■ Directive ■
Work through the data below and give the number of lines holding "Глазкова", nothing more.

**** Records for the task ****

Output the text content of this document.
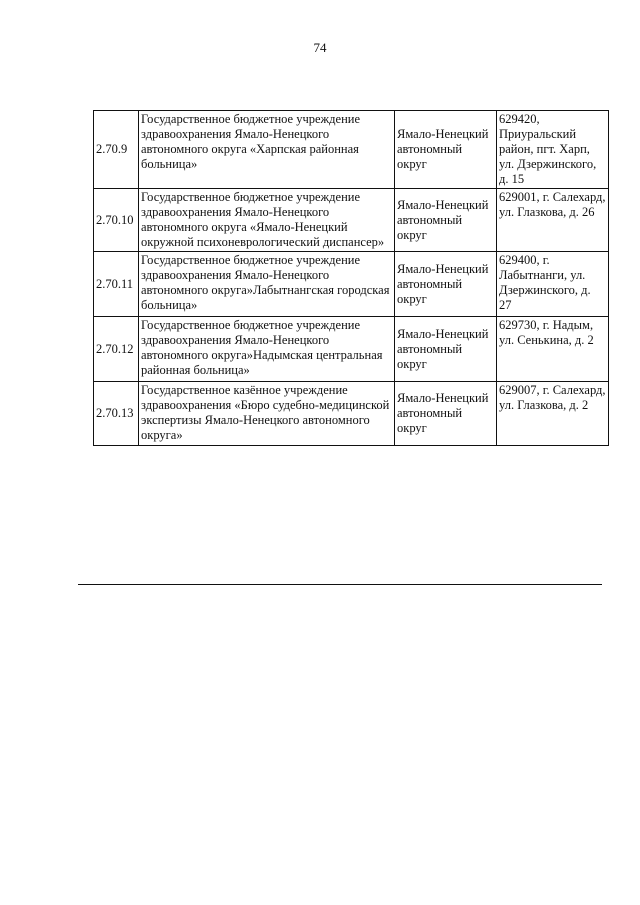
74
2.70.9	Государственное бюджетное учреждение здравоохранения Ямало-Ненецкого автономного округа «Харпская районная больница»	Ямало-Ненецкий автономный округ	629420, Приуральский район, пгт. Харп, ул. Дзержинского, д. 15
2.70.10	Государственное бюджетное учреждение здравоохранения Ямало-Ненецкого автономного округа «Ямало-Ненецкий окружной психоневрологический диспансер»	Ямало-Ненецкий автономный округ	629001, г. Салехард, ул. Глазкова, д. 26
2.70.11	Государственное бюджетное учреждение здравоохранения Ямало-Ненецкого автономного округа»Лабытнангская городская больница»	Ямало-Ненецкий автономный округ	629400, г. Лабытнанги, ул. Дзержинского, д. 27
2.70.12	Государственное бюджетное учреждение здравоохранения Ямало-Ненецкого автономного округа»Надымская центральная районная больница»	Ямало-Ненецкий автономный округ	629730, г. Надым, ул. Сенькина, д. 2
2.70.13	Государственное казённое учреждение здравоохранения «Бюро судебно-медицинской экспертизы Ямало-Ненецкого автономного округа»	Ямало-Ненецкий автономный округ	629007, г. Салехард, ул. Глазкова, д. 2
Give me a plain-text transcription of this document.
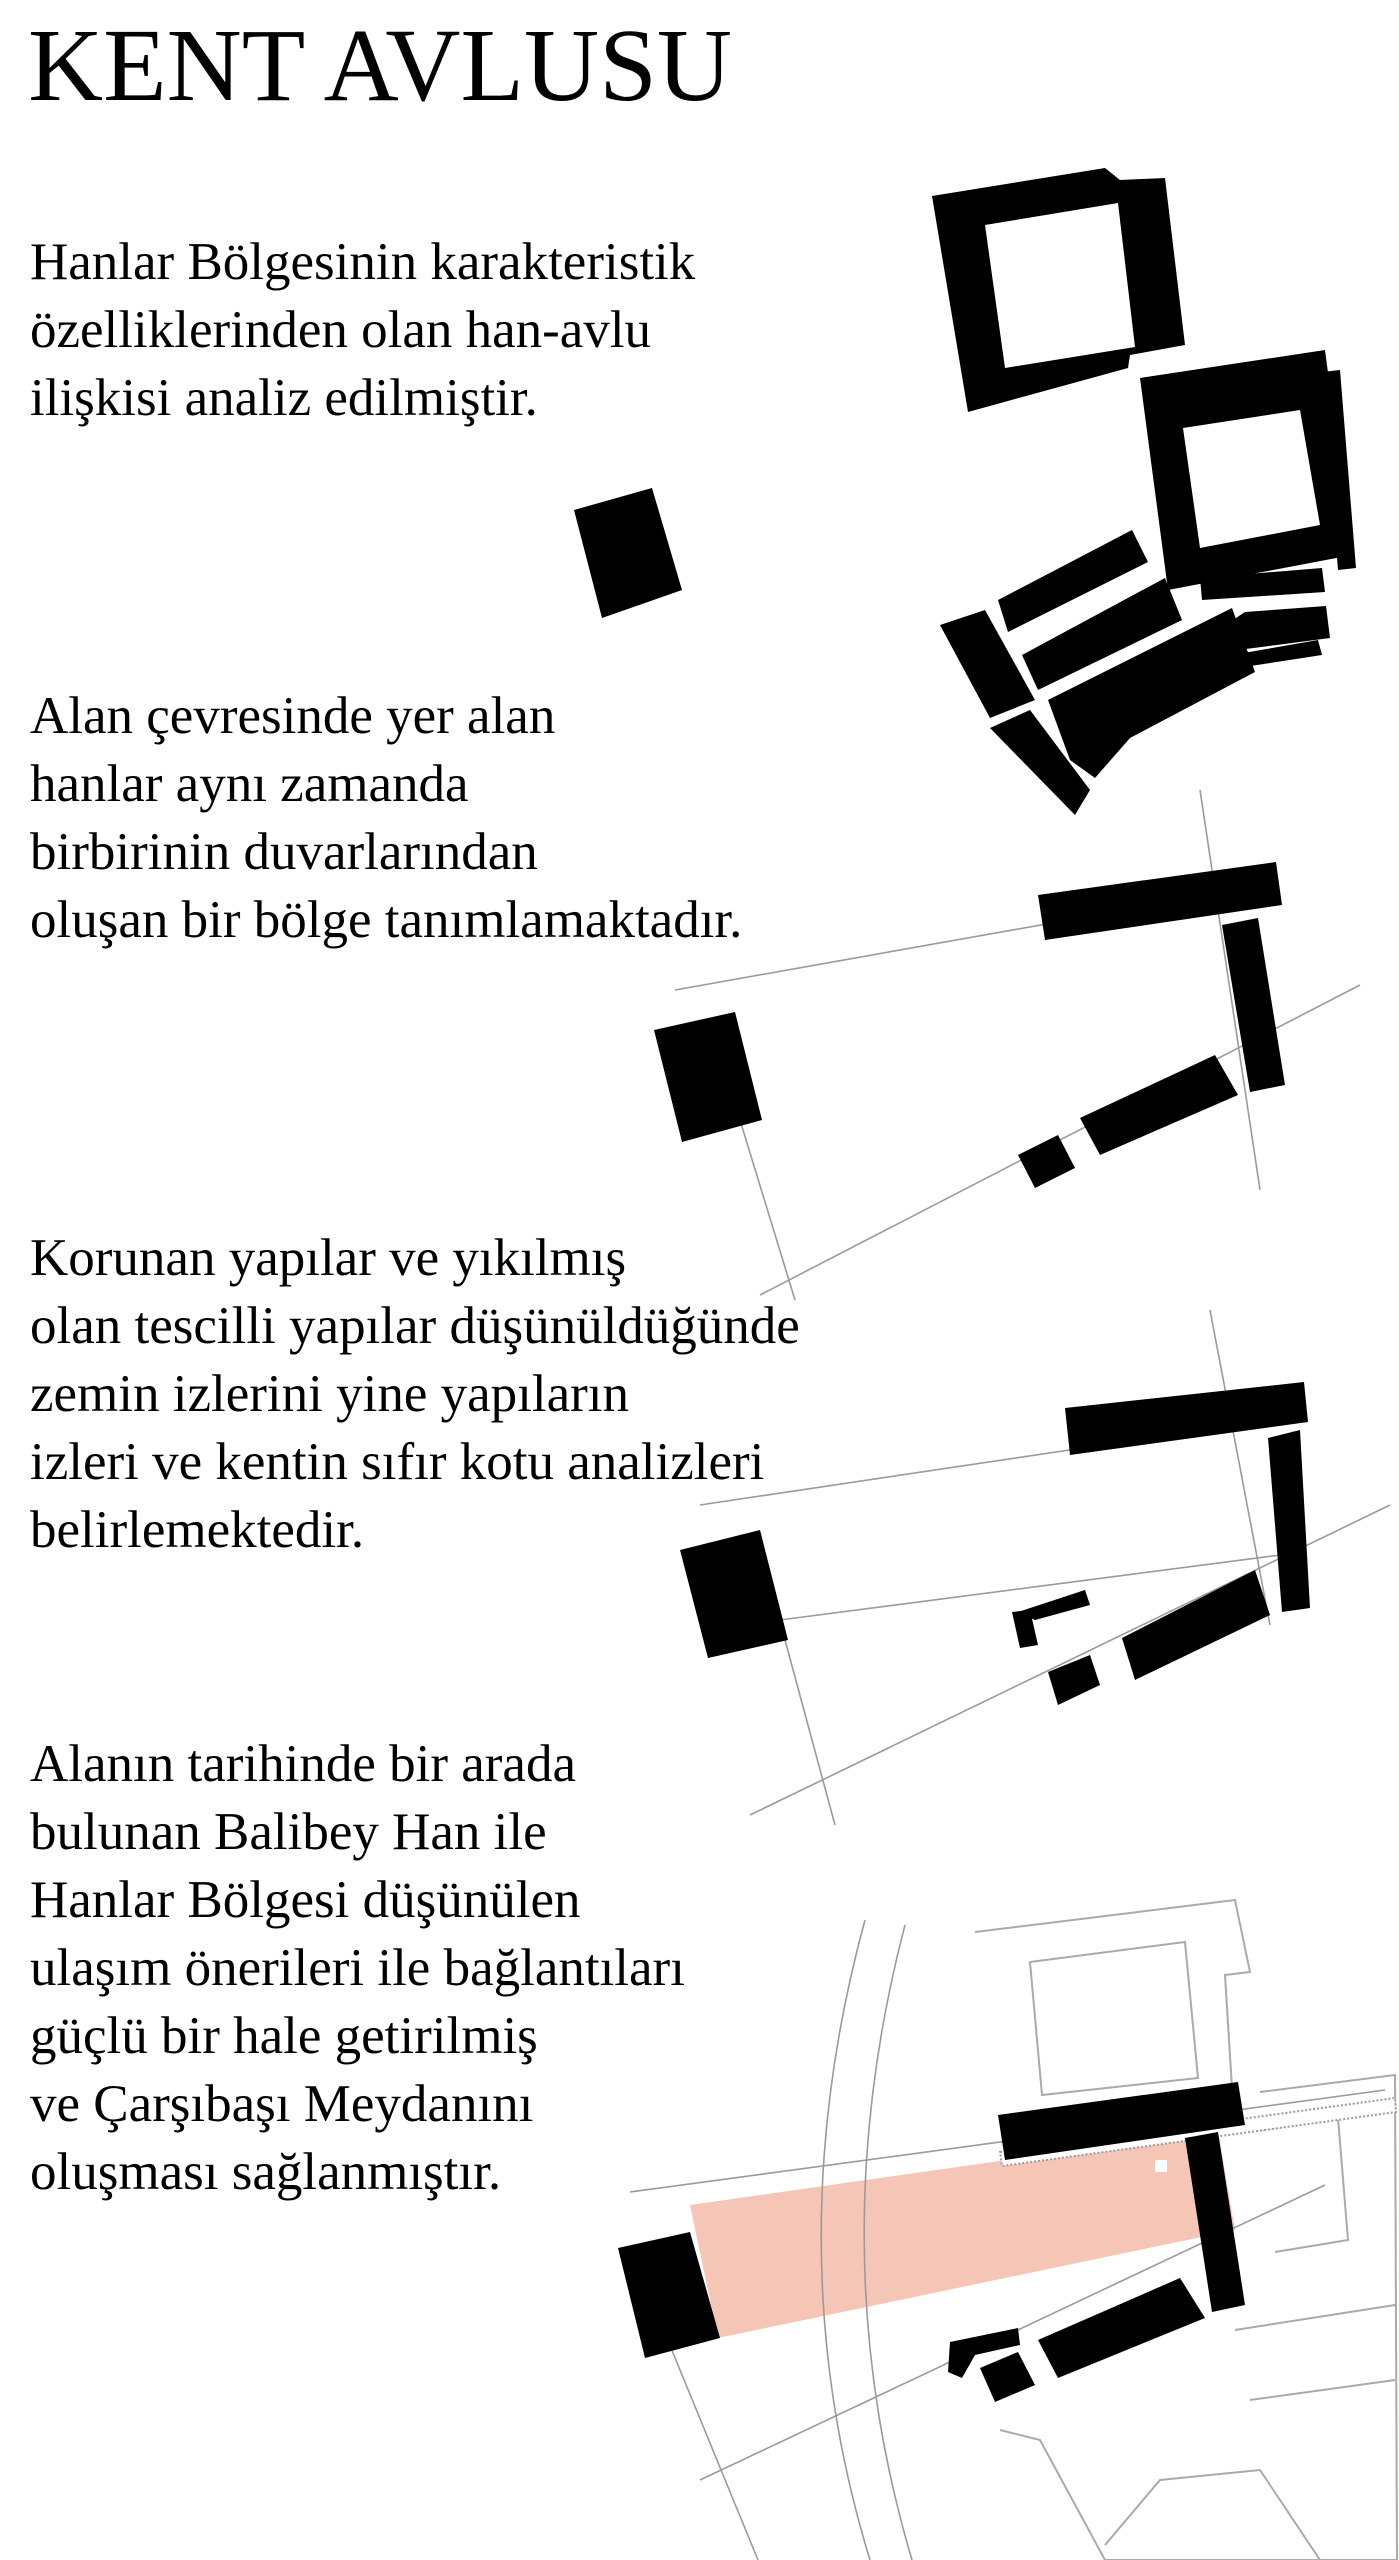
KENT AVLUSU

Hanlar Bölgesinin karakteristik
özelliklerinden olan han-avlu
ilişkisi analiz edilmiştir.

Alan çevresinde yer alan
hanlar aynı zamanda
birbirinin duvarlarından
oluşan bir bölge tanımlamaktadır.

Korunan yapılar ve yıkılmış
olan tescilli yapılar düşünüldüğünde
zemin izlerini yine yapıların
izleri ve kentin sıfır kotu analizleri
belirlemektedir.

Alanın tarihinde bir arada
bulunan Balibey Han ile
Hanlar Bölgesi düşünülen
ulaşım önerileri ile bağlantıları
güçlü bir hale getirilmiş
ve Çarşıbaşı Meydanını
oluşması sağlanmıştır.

****

■ Response ■
2